## Aim of the task
Locate each line in the records containing "this". Copy it.
:::
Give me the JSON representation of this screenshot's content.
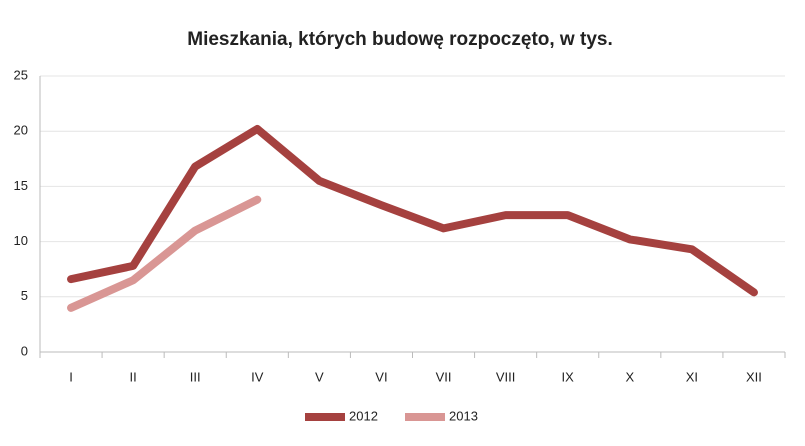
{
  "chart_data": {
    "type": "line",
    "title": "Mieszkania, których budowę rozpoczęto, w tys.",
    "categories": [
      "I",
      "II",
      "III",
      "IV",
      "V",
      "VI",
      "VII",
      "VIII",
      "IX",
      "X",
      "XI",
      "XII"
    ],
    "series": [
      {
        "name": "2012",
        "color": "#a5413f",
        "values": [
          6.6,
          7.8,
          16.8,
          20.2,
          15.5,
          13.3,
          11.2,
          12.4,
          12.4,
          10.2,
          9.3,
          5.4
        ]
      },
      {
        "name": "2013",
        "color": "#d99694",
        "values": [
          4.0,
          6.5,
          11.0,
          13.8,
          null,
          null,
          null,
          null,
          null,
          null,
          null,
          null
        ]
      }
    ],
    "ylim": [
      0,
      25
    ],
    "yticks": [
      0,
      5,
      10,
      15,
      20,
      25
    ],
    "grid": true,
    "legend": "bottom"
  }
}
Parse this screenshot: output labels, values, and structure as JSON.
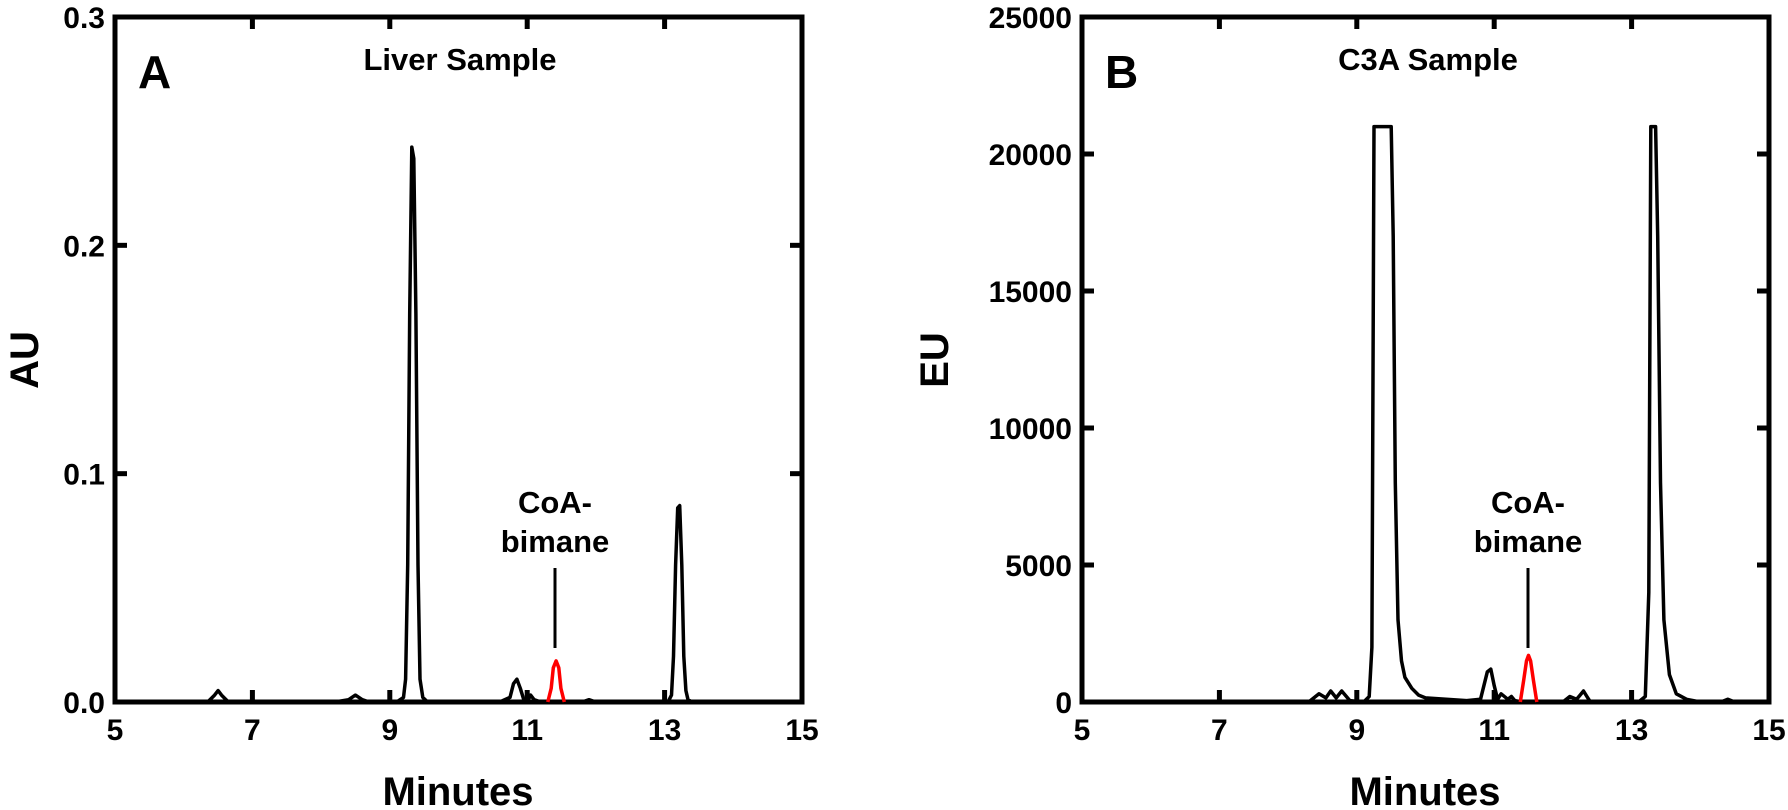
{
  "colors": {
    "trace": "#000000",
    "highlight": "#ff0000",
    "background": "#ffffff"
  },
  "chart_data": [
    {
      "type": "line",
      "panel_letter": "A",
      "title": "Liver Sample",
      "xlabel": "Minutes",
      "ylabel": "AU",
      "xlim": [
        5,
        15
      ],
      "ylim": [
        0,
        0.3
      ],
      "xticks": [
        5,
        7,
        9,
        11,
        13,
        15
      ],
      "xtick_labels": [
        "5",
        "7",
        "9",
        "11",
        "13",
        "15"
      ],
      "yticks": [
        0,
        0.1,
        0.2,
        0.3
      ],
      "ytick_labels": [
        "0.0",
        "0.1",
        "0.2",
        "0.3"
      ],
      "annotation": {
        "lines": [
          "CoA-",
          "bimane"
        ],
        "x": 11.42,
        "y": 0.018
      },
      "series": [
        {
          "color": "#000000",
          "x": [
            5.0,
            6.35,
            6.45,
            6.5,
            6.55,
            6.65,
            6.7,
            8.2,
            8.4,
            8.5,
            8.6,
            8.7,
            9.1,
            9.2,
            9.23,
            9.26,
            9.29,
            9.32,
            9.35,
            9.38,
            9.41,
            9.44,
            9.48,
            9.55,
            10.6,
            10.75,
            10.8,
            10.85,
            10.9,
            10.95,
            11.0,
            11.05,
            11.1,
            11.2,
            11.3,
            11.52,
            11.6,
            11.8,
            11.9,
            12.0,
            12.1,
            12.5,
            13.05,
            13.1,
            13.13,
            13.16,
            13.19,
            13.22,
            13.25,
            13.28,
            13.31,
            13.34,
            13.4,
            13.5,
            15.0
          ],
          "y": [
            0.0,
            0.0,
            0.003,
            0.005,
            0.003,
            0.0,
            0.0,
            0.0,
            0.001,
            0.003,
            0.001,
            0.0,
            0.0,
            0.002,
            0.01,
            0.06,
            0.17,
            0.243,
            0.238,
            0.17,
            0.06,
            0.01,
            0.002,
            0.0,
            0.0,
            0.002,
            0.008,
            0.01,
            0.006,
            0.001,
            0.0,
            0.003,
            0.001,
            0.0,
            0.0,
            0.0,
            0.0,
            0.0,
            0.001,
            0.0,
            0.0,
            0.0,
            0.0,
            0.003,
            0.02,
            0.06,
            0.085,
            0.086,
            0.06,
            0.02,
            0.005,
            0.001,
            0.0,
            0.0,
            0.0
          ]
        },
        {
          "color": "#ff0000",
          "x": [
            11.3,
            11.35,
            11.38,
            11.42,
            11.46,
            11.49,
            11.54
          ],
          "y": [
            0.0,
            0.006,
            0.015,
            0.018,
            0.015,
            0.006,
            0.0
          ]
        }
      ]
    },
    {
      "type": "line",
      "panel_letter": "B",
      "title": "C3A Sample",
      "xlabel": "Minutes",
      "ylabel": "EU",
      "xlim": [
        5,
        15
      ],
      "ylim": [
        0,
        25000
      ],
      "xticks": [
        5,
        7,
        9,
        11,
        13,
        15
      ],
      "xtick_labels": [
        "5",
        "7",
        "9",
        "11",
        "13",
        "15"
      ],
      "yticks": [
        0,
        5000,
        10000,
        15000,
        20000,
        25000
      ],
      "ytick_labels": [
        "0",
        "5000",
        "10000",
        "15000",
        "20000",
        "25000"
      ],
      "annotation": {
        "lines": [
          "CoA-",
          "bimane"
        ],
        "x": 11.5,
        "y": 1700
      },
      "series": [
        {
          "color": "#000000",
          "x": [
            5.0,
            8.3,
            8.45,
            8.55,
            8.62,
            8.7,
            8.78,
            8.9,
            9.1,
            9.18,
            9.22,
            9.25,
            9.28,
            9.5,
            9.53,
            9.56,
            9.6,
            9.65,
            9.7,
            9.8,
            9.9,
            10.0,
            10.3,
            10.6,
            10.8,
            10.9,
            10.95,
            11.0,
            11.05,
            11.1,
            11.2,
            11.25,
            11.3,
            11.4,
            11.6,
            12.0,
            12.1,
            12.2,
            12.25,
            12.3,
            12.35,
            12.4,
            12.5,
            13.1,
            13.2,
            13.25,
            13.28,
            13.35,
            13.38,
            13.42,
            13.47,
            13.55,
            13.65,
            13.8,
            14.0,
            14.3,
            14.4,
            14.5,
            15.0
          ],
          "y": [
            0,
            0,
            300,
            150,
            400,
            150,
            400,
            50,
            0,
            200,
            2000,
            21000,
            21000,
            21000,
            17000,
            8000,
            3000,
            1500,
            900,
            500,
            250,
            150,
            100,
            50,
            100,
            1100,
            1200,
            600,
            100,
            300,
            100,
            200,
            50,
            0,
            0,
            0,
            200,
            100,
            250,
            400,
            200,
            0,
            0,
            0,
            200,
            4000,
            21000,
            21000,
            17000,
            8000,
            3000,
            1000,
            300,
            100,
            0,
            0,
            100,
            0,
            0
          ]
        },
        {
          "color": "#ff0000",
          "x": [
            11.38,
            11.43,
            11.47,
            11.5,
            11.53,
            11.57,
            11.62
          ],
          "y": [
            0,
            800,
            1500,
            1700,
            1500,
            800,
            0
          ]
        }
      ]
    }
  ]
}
:::
## Final result
Give me the JSON representation of this screenshot's content.
Parse this screenshot: output labels, values, and structure as JSON.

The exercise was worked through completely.